本文:

以下、JIS B 0601−1994をJIS B 0601と略す。
【0023】
2.防湿性保護フィルムが励起光を吸収するように着色された励起光吸収層を有していることを特徴とする前記1記載の放射線画像変換パネル。
【0024】
3.防湿性保護フィルムのヘイズ率が5%以上、60%未満であることを特徴とする前記2記載の放射線画像変換パネル。
【0025】
4.防湿性保護フィルムの励起光波長領域における光透過率が励起光吸収層を有しない同等の保護フィルムの光透過率の97%〜50%であることを特徴とする前記2記載の放射線画像変換パネル。
【0026】
5.防湿性保護フィルムが2種以上の樹脂フィルムを少なくとも2層以上積層してなる積層フィルムであって、蛍光体シートに接する側の最外層の樹脂層が熱融着性を有する樹脂で構成されることを特徴とする前記1記載の放射線画像変換パネル。
【0027】
6.支持体上に輝尽性蛍光体層を有する蛍光体シートの支持体面側より放射線が照射され、蛍光体面側より励起光で走査され読みとられることを特徴とする前記1〜5のいずれか1項記載の放射線画像変換パネル。
【0028】
本発明を更に詳しく説明する。一般に、輝尽性蛍光体層が設けられてなる蛍光体シートへの水分の浸透を防止、低減するためには、蛍光体シートの上下部に配置させる防湿性保護フィルムの周縁部を、蛍光体シートの周縁部より外側とし、蛍光体シートの周縁部より外側の領域で、該上下部に位置する防湿性保護フィルムが、融着あるいは接着剤により接着している、いわゆる封止構造とすることで、蛍光体シートの外周部からの水分の浸透を阻止している。しかしながら、蛍光体面と防湿性保護フィルム間の空気層の存在状態によって、放射線画像の鮮鋭性に差がでてしまうという問題点があった。
【0029】
このような問題点を解決すべく、本発明者らは鋭意検討した結果、防湿性保護フィルム表面の蛍光体シートに接する側の、カットオフ値0.08mmで測定したJIS B 0601で規定される該蛍光体シートに接する側の該最外層の樹脂層の表面粗さ及び該蛍光体面の表面粗さがそれぞれ独立に、0.10μm≦Ra≦1.00μmで、かつ0.10μm≦Rt≦2.50μmであり、更にカットオフ値0.8mmで測定したJIS B 0601で規定される該最外層の樹脂層の表面のSm値が、50μm〜500μmにすることで鮮鋭性が高く、保護フィルムと蛍光体面の接触状態に関わる画像ムラも発生しない事が見いだされた。
【0030】
JIS B 0601で規定される粗さRa(中心線平均粗さ)は、粗さ曲線からその平均線の方向の基準長さだけ抜き取り、この抜き取り部分の平均線から、測定曲線までの偏差の絶対値を合計し平均した値である。また、JIS B 0601で規定される粗さRt(最大高さ粗さ)は、粗さ曲線からその平均線の方向の基準長さだけ抜き取り、この抜き取り部分の平均線と山頂線及び平均線と谷底線との間隔の合計値の最大値である。更に、JIS B 0601で規定される粗さSm(凹凸の平均間隔)は、粗さ曲線からその平均線の方向の基準長さだけ抜き取り、この抜き取り部分において、一つの山とその山と隣り合う一つの山に対応する平均線の長さの和を求め、この多数の凹凸の間隔の算術平均である。

データ抜粋:

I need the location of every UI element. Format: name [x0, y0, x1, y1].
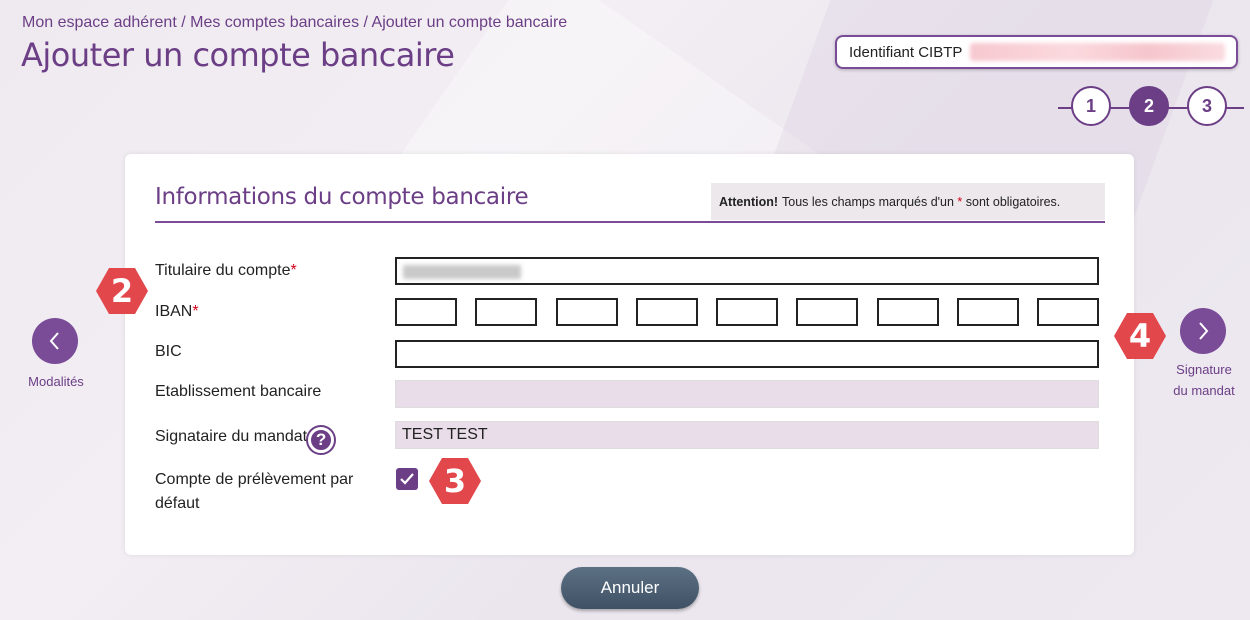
step-2-active[interactable]: 2: [1129, 86, 1169, 126]
next-step-label-line2: du mandat: [1173, 383, 1235, 398]
compte-defaut-label-line2: défaut: [155, 495, 200, 512]
step-badge-4: 4: [1113, 311, 1167, 361]
iban-label-text: IBAN: [155, 303, 193, 320]
step-badge-3: 3: [428, 456, 482, 506]
chevron-right-icon: [1199, 322, 1209, 340]
required-star: *: [192, 303, 199, 320]
identifiant-cibtp-box: Identifiant CIBTP: [835, 35, 1238, 69]
cancel-button[interactable]: Annuler: [561, 567, 699, 609]
attention-text: Tous les champs marqués d'un: [782, 194, 954, 209]
titulaire-redacted-value: [403, 265, 521, 279]
iban-segment-input[interactable]: [1037, 298, 1099, 326]
iban-segment-input[interactable]: [556, 298, 618, 326]
title-divider: [155, 221, 1105, 223]
signataire-label-text: Signataire du mandat: [155, 428, 308, 445]
chevron-left-icon: [49, 332, 59, 350]
prev-step-label[interactable]: Modalités: [16, 371, 96, 392]
etablissement-input: [395, 380, 1099, 408]
iban-segment-input[interactable]: [796, 298, 858, 326]
step-indicator: 1 2 3: [1058, 86, 1244, 130]
identifiant-label: Identifiant CIBTP: [849, 43, 963, 61]
next-step-label-line1: Signature: [1176, 362, 1232, 377]
iban-label: IBAN*: [155, 303, 199, 321]
step-1[interactable]: 1: [1071, 86, 1111, 126]
iban-segment-input[interactable]: [636, 298, 698, 326]
compte-defaut-label-line1: Compte de prélèvement par: [155, 471, 354, 488]
compte-defaut-label: Compte de prélèvement par défaut: [155, 468, 353, 516]
bank-account-form-card: Informations du compte bancaire Attentio…: [125, 154, 1134, 555]
bic-input[interactable]: [395, 340, 1099, 368]
badge-3-number: 3: [443, 462, 467, 500]
identifiant-redacted-value: [970, 43, 1226, 61]
titulaire-input[interactable]: [395, 257, 1099, 285]
signataire-value: TEST TEST: [402, 426, 488, 443]
iban-segment-input[interactable]: [877, 298, 939, 326]
breadcrumb: Mon espace adhérent / Mes comptes bancai…: [22, 14, 568, 31]
next-step-label[interactable]: Signature du mandat: [1163, 359, 1245, 401]
titulaire-label: Titulaire du compte*: [155, 262, 297, 280]
checkmark-icon: [400, 473, 414, 485]
bic-label: BIC: [155, 343, 182, 360]
prev-step-button[interactable]: [32, 318, 78, 364]
required-star: *: [290, 262, 297, 279]
page-title: Ajouter un compte bancaire: [21, 36, 455, 74]
compte-defaut-checkbox[interactable]: [396, 468, 418, 490]
badge-2-number: 2: [110, 272, 134, 310]
help-icon[interactable]: ?: [308, 427, 335, 453]
iban-segment-input[interactable]: [957, 298, 1019, 326]
signataire-input: TEST TEST: [395, 421, 1099, 449]
required-star: *: [957, 194, 963, 209]
step-3[interactable]: 3: [1187, 86, 1227, 126]
next-step-button[interactable]: [1180, 308, 1226, 354]
badge-4-number: 4: [1128, 317, 1152, 355]
iban-segment-input[interactable]: [395, 298, 457, 326]
step-badge-2: 2: [95, 266, 149, 316]
titulaire-label-text: Titulaire du compte: [155, 262, 291, 279]
etablissement-label: Etablissement bancaire: [155, 383, 322, 400]
iban-segment-input[interactable]: [716, 298, 778, 326]
signataire-label: Signataire du mandat?: [155, 427, 335, 453]
attention-notice: Attention! Tous les champs marqués d'un …: [711, 183, 1105, 220]
attention-label: Attention!: [719, 194, 779, 209]
card-title: Informations du compte bancaire: [155, 184, 529, 210]
iban-segment-input[interactable]: [475, 298, 537, 326]
attention-text-end: sont obligatoires.: [965, 194, 1061, 209]
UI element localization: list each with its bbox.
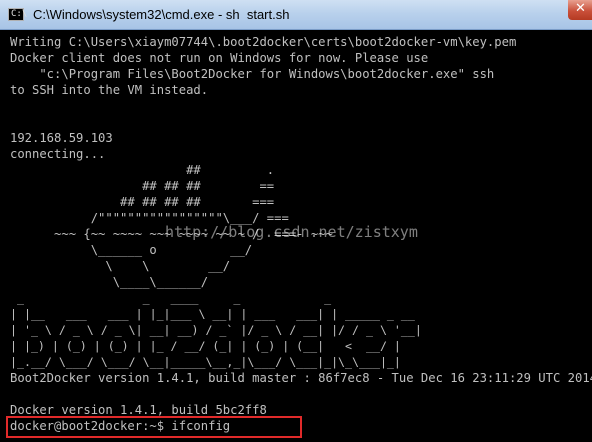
console-line: to SSH into the VM instead. [10,83,209,97]
ascii-art-line: ## ## ## == [10,179,275,193]
ascii-logo-line: | |_) | (_) | (_) | |_ / __/ (_| | (_) |… [10,339,401,353]
console-window: C:\ C:\Windows\system32\cmd.exe - sh sta… [0,0,592,442]
version-line: Boot2Docker version 1.4.1, build master … [10,371,592,385]
console-line: Docker client does not run on Windows fo… [10,51,429,65]
ascii-logo-line: |_.__/ \___/ \___/ \__|_____\__,_|\___/ … [10,355,401,369]
close-button[interactable]: ✕ [568,0,592,20]
ascii-art-line: \____\______/ [10,275,209,289]
ascii-art-line: ## ## ## ## === [10,195,275,209]
title-bar[interactable]: C:\ C:\Windows\system32\cmd.exe - sh sta… [0,0,592,30]
command-highlight-box [6,416,302,438]
console-output[interactable]: Writing C:\Users\xiaym07744\.boot2docker… [0,30,592,442]
ascii-art-line: ## . [10,163,275,177]
console-line: 192.168.59.103 [10,131,113,145]
window-title: C:\Windows\system32\cmd.exe - sh start.s… [33,7,290,22]
console-line: Writing C:\Users\xiaym07744\.boot2docker… [10,35,517,49]
cmd-prompt-icon[interactable]: C:\ [8,8,28,21]
app-icon-glyph: C:\ [11,9,28,19]
ascii-logo-line: | |__ ___ ___ | |_|___ \ __| | ___ ___| … [10,307,415,321]
console-line: connecting... [10,147,106,161]
ascii-art-line: \ \ __/ [10,259,231,273]
close-icon: ✕ [575,1,586,16]
watermark-text: http://blog.csdn.net/zistxym [165,223,418,241]
ascii-art-line: \______ o __/ [10,243,253,257]
ascii-logo-line: | '_ \ / _ \ / _ \| __| __) / _` |/ _ \ … [10,323,422,337]
console-line: "c:\Program Files\Boot2Docker for Window… [10,67,495,81]
ascii-logo-line: _ _ ____ _ _ [10,291,332,305]
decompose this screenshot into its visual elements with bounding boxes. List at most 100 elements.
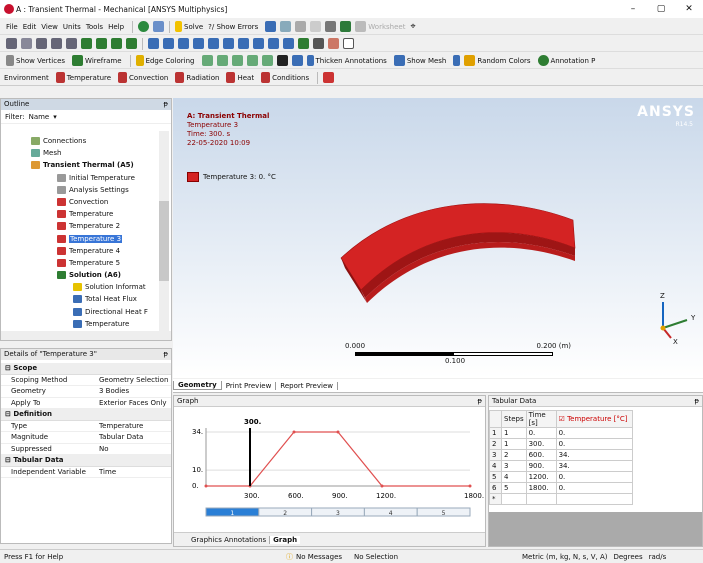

作業内容:
- a) 放射線画像変換パネルについての本文で、防湿性保護フィルムのヘイズ率はどの範囲とされていますか。
- b) 記録の中から、「step-2-active[interactable]: 2: [1129, 86, 1169, 126]」を含む行で始まり「etablissement-input: [395, 380, 1099, 408]」を含む行で終わる部分を、両端の行も含めてそのまま書き写してください。
記録は本文の内容とは関係がありません。

作業結果:
- a) 5%以上、60%未満です。

- b)
step-2-active[interactable]: 2: [1129, 86, 1169, 126]
next-step-label-line2: du mandat: [1173, 383, 1235, 398]
compte-defaut-label-line2: défaut: [155, 495, 200, 512]
step-badge-4: 4: [1113, 311, 1167, 361]
iban-label-text: IBAN: [155, 303, 193, 320]
step-badge-3: 3: [428, 456, 482, 506]
chevron-right-icon: [1199, 322, 1209, 340]
required-star: *: [192, 303, 199, 320]
identifiant-cibtp-box: Identifiant CIBTP: [835, 35, 1238, 69]
cancel-button[interactable]: Annuler: [561, 567, 699, 609]
attention-text: Tous les champs marqués d'un: [782, 194, 954, 209]
titulaire-redacted-value: [403, 265, 521, 279]
iban-segment-input[interactable]: [1037, 298, 1099, 326]
iban-segment-input[interactable]: [556, 298, 618, 326]
title-divider: [155, 221, 1105, 223]
signataire-label-text: Signataire du mandat: [155, 428, 308, 445]
chevron-left-icon: [49, 332, 59, 350]
prev-step-label[interactable]: Modalités: [16, 371, 96, 392]
etablissement-input: [395, 380, 1099, 408]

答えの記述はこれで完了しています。